Extracted records
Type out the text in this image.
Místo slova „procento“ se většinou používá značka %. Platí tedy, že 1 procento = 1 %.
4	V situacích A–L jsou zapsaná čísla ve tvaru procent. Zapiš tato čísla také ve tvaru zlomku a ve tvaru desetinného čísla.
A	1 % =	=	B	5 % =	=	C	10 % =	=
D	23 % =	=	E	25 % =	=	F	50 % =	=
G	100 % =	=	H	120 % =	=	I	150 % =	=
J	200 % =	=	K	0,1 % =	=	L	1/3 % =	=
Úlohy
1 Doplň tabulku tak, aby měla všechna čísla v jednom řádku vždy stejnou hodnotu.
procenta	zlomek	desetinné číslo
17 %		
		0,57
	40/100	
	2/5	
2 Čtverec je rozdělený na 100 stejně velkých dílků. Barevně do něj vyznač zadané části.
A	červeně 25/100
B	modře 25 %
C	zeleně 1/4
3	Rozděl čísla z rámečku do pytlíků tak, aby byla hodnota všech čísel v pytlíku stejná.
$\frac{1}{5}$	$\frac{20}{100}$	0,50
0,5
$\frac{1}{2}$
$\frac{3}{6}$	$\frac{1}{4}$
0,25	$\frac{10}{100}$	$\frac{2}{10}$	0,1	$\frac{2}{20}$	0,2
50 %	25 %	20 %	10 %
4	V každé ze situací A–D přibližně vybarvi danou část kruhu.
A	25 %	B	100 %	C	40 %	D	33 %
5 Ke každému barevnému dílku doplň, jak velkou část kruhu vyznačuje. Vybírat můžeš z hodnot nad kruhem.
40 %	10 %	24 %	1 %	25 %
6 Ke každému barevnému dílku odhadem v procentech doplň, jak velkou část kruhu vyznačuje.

---

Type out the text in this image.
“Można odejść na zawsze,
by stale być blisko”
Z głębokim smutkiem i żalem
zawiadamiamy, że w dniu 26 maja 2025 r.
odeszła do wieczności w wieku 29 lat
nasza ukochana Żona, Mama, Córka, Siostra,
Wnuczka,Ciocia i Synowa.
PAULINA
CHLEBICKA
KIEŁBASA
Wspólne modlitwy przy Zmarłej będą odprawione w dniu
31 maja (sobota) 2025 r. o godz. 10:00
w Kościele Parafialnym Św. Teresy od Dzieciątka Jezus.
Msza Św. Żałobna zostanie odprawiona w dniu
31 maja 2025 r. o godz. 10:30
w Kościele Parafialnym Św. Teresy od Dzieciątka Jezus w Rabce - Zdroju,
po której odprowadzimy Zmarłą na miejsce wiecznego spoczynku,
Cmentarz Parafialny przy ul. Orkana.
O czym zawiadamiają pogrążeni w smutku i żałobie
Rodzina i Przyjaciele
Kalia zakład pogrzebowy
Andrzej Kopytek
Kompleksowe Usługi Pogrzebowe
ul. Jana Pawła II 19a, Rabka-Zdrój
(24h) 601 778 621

▶ **Given request**
Identify the lines in the records above that contain the word "vyznačuje", then state how many there are and nothing more.

▶ **Result of this exercise**
2